- **DIRECTIONS**
Below is a block of records; return all of them exactly, but without the images.

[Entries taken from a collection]
____

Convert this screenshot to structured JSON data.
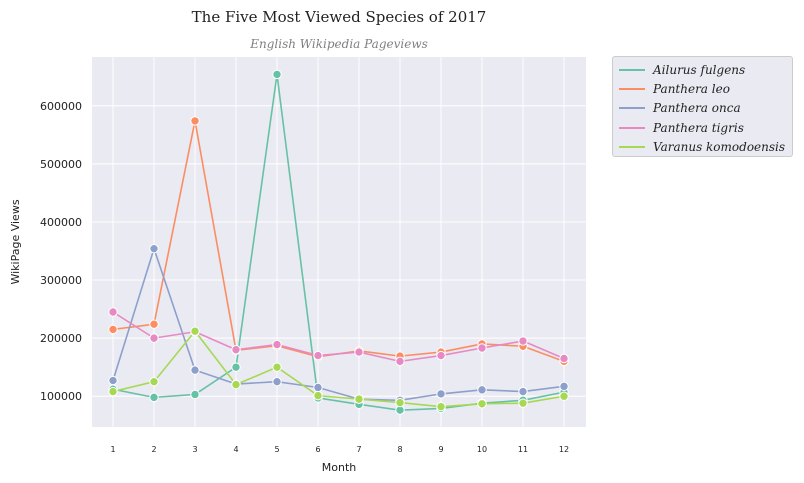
{
  "chart_data": {
    "type": "line",
    "title": "The Five Most Viewed Species of 2017",
    "subtitle": "English Wikipedia Pageviews",
    "xlabel": "Month",
    "ylabel": "WikiPage Views",
    "x": [
      1,
      2,
      3,
      4,
      5,
      6,
      7,
      8,
      9,
      10,
      11,
      12
    ],
    "xticks": [
      "1",
      "2",
      "3",
      "4",
      "5",
      "6",
      "7",
      "8",
      "9",
      "10",
      "11",
      "12"
    ],
    "yticks": [
      "100000",
      "200000",
      "300000",
      "400000",
      "500000",
      "600000"
    ],
    "ylim": [
      47000,
      684000
    ],
    "grid": true,
    "legend_position": "outside-right",
    "series": [
      {
        "name": "Ailurus fulgens",
        "color": "#66c2a5",
        "values": [
          112000,
          98000,
          103000,
          150000,
          654000,
          97000,
          86000,
          76000,
          79000,
          88000,
          93000,
          107000
        ]
      },
      {
        "name": "Panthera leo",
        "color": "#fc8d62",
        "values": [
          215000,
          224000,
          574000,
          179000,
          187000,
          168000,
          178000,
          169000,
          176000,
          190000,
          186000,
          160000
        ]
      },
      {
        "name": "Panthera onca",
        "color": "#8da0cb",
        "values": [
          127000,
          354000,
          145000,
          121000,
          125000,
          115000,
          95000,
          93000,
          104000,
          111000,
          108000,
          117000
        ]
      },
      {
        "name": "Panthera tigris",
        "color": "#e78ac3",
        "values": [
          245000,
          200000,
          211000,
          180000,
          189000,
          170000,
          176000,
          160000,
          170000,
          183000,
          195000,
          165000
        ]
      },
      {
        "name": "Varanus komodoensis",
        "color": "#a6d854",
        "values": [
          108000,
          125000,
          212000,
          120000,
          150000,
          101000,
          95000,
          89000,
          82000,
          87000,
          88000,
          100000
        ]
      }
    ]
  }
}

____

- **FINISHED ANSWER**
Convert this screenshot to structured JSON data.
{
  "chart_data": {
    "type": "line",
    "title": "The Five Most Viewed Species of 2017",
    "subtitle": "English Wikipedia Pageviews",
    "xlabel": "Month",
    "ylabel": "WikiPage Views",
    "x": [
      1,
      2,
      3,
      4,
      5,
      6,
      7,
      8,
      9,
      10,
      11,
      12
    ],
    "xticks": [
      "1",
      "2",
      "3",
      "4",
      "5",
      "6",
      "7",
      "8",
      "9",
      "10",
      "11",
      "12"
    ],
    "yticks": [
      "100000",
      "200000",
      "300000",
      "400000",
      "500000",
      "600000"
    ],
    "ylim": [
      47000,
      684000
    ],
    "grid": true,
    "legend_position": "outside-right",
    "series": [
      {
        "name": "Ailurus fulgens",
        "color": "#66c2a5",
        "values": [
          112000,
          98000,
          103000,
          150000,
          654000,
          97000,
          86000,
          76000,
          79000,
          88000,
          93000,
          107000
        ]
      },
      {
        "name": "Panthera leo",
        "color": "#fc8d62",
        "values": [
          215000,
          224000,
          574000,
          179000,
          187000,
          168000,
          178000,
          169000,
          176000,
          190000,
          186000,
          160000
        ]
      },
      {
        "name": "Panthera onca",
        "color": "#8da0cb",
        "values": [
          127000,
          354000,
          145000,
          121000,
          125000,
          115000,
          95000,
          93000,
          104000,
          111000,
          108000,
          117000
        ]
      },
      {
        "name": "Panthera tigris",
        "color": "#e78ac3",
        "values": [
          245000,
          200000,
          211000,
          180000,
          189000,
          170000,
          176000,
          160000,
          170000,
          183000,
          195000,
          165000
        ]
      },
      {
        "name": "Varanus komodoensis",
        "color": "#a6d854",
        "values": [
          108000,
          125000,
          212000,
          120000,
          150000,
          101000,
          95000,
          89000,
          82000,
          87000,
          88000,
          100000
        ]
      }
    ]
  }
}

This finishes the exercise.